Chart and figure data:
* * *

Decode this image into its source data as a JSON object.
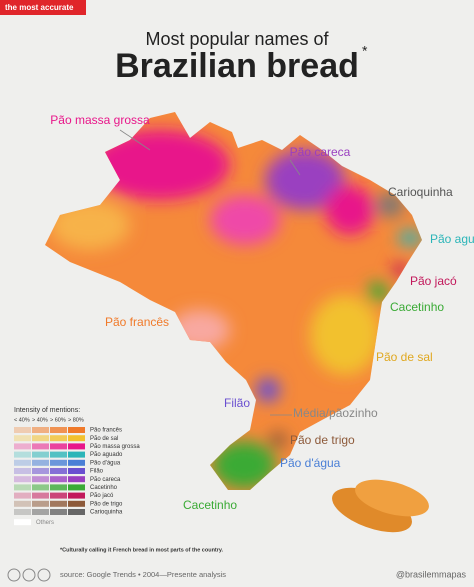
{
  "badge": "the most accurate",
  "header": {
    "subtitle": "Most popular names of",
    "title": "Brazilian bread",
    "asterisk": "*"
  },
  "map_labels": [
    "Pão massa grossa",
    "Pão careca",
    "Carioquinha",
    "Pão aguado",
    "Pão jacó",
    "Cacetinho",
    "Pão francês",
    "Pão de sal",
    "Filão",
    "Média/pãozinho",
    "Pão de trigo",
    "Pão d'água",
    "Cacetinho"
  ],
  "legend": {
    "title": "Intensity of mentions:",
    "levels": [
      "< 40%",
      "> 40%",
      "> 60%",
      "> 80%"
    ],
    "items": [
      {
        "name": "Pão francês",
        "color": "#f07a2a"
      },
      {
        "name": "Pão de sal",
        "color": "#f2c12e"
      },
      {
        "name": "Pão massa grossa",
        "color": "#e8178a"
      },
      {
        "name": "Pão aguado",
        "color": "#2bb5b8"
      },
      {
        "name": "Pão d'água",
        "color": "#4a7fd6"
      },
      {
        "name": "Filão",
        "color": "#6a4fd0"
      },
      {
        "name": "Pão careca",
        "color": "#9a3fc0"
      },
      {
        "name": "Cacetinho",
        "color": "#3aaa35"
      },
      {
        "name": "Pão jacó",
        "color": "#c2185b"
      },
      {
        "name": "Pão de trigo",
        "color": "#8d5a3a"
      },
      {
        "name": "Carioquinha",
        "color": "#666666"
      }
    ],
    "others": "Others"
  },
  "footnote": "*Culturally calling it French bread in most parts of the country.",
  "footer": {
    "source": "source: Google Trends • 2004—Presente analysis",
    "handle": "@brasilemmapas"
  }
}
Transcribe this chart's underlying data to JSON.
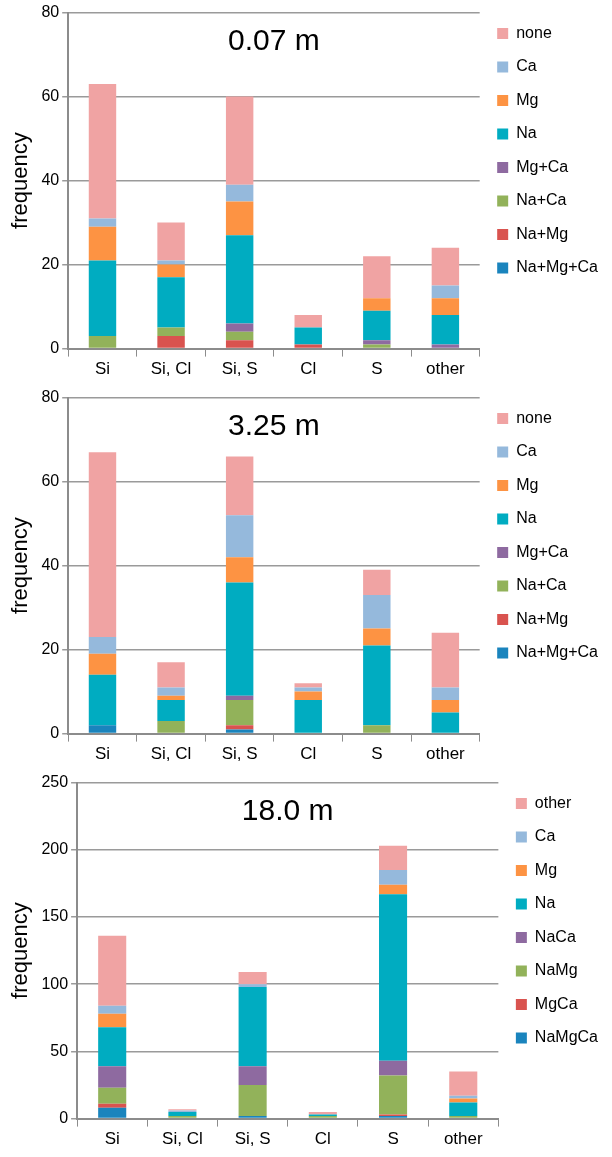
{
  "chart_data": [
    {
      "type": "bar",
      "stacked": true,
      "title": "0.07 m",
      "ylabel": "frequency",
      "categories": [
        "Si",
        "Si, Cl",
        "Si, S",
        "Cl",
        "S",
        "other"
      ],
      "ylim": [
        0,
        80
      ],
      "yticks": [
        0,
        20,
        40,
        60,
        80
      ],
      "grid": "y",
      "legend": "right",
      "series": [
        {
          "name": "Na+Mg+Ca",
          "color": "#1a84bd",
          "values": [
            0,
            0,
            0,
            0,
            0,
            0
          ]
        },
        {
          "name": "Na+Mg",
          "color": "#d9534f",
          "values": [
            0,
            3,
            2,
            1,
            0,
            0
          ]
        },
        {
          "name": "Na+Ca",
          "color": "#92b25a",
          "values": [
            3,
            2,
            2,
            0,
            1,
            0
          ]
        },
        {
          "name": "Mg+Ca",
          "color": "#8e6aa0",
          "values": [
            0,
            0,
            2,
            0,
            1,
            1
          ]
        },
        {
          "name": "Na",
          "color": "#00acc1",
          "values": [
            18,
            12,
            21,
            4,
            7,
            7
          ]
        },
        {
          "name": "Mg",
          "color": "#fd9343",
          "values": [
            8,
            3,
            8,
            0,
            3,
            4
          ]
        },
        {
          "name": "Ca",
          "color": "#95b9dc",
          "values": [
            2,
            1,
            4,
            0,
            0,
            3
          ]
        },
        {
          "name": "none",
          "color": "#f0a3a3",
          "values": [
            32,
            9,
            21,
            3,
            10,
            9
          ]
        }
      ]
    },
    {
      "type": "bar",
      "stacked": true,
      "title": "3.25 m",
      "ylabel": "frequency",
      "categories": [
        "Si",
        "Si, Cl",
        "Si, S",
        "Cl",
        "S",
        "other"
      ],
      "ylim": [
        0,
        80
      ],
      "yticks": [
        0,
        20,
        40,
        60,
        80
      ],
      "grid": "y",
      "legend": "right",
      "series": [
        {
          "name": "Na+Mg+Ca",
          "color": "#1a84bd",
          "values": [
            2,
            0,
            1,
            0,
            0,
            0
          ]
        },
        {
          "name": "Na+Mg",
          "color": "#d9534f",
          "values": [
            0,
            0,
            1,
            0,
            0,
            0
          ]
        },
        {
          "name": "Na+Ca",
          "color": "#92b25a",
          "values": [
            0,
            3,
            6,
            0,
            2,
            0
          ]
        },
        {
          "name": "Mg+Ca",
          "color": "#8e6aa0",
          "values": [
            0,
            0,
            1,
            0,
            0,
            0
          ]
        },
        {
          "name": "Na",
          "color": "#00acc1",
          "values": [
            12,
            5,
            27,
            8,
            19,
            5
          ]
        },
        {
          "name": "Mg",
          "color": "#fd9343",
          "values": [
            5,
            1,
            6,
            2,
            4,
            3
          ]
        },
        {
          "name": "Ca",
          "color": "#95b9dc",
          "values": [
            4,
            2,
            10,
            1,
            8,
            3
          ]
        },
        {
          "name": "none",
          "color": "#f0a3a3",
          "values": [
            44,
            6,
            14,
            1,
            6,
            13
          ]
        }
      ]
    },
    {
      "type": "bar",
      "stacked": true,
      "title": "18.0 m",
      "ylabel": "frequency",
      "categories": [
        "Si",
        "Si, Cl",
        "Si, S",
        "Cl",
        "S",
        "other"
      ],
      "ylim": [
        0,
        250
      ],
      "yticks": [
        0,
        50,
        100,
        150,
        200,
        250
      ],
      "grid": "y",
      "legend": "right",
      "series": [
        {
          "name": "NaMgCa",
          "color": "#1a84bd",
          "values": [
            8,
            0,
            2,
            0,
            2,
            0
          ]
        },
        {
          "name": "MgCa",
          "color": "#d9534f",
          "values": [
            3,
            0,
            0,
            0,
            1,
            0
          ]
        },
        {
          "name": "NaMg",
          "color": "#92b25a",
          "values": [
            12,
            2,
            23,
            2,
            29,
            2
          ]
        },
        {
          "name": "NaCa",
          "color": "#8e6aa0",
          "values": [
            16,
            0,
            14,
            0,
            11,
            0
          ]
        },
        {
          "name": "Na",
          "color": "#00acc1",
          "values": [
            29,
            3,
            59,
            1,
            124,
            10
          ]
        },
        {
          "name": "Mg",
          "color": "#fd9343",
          "values": [
            10,
            0,
            0,
            0,
            7,
            3
          ]
        },
        {
          "name": "Ca",
          "color": "#95b9dc",
          "values": [
            6,
            1,
            2,
            0,
            11,
            2
          ]
        },
        {
          "name": "other",
          "color": "#f0a3a3",
          "values": [
            52,
            1,
            9,
            2,
            18,
            18
          ]
        }
      ]
    }
  ]
}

* * *

== Short problem ==
Scan the lines for the string "this". Copy out each line that matches.

== Expected answer ==
Decode this image into its source data as a JSON object.
Transcribe this chart's underlying data to JSON.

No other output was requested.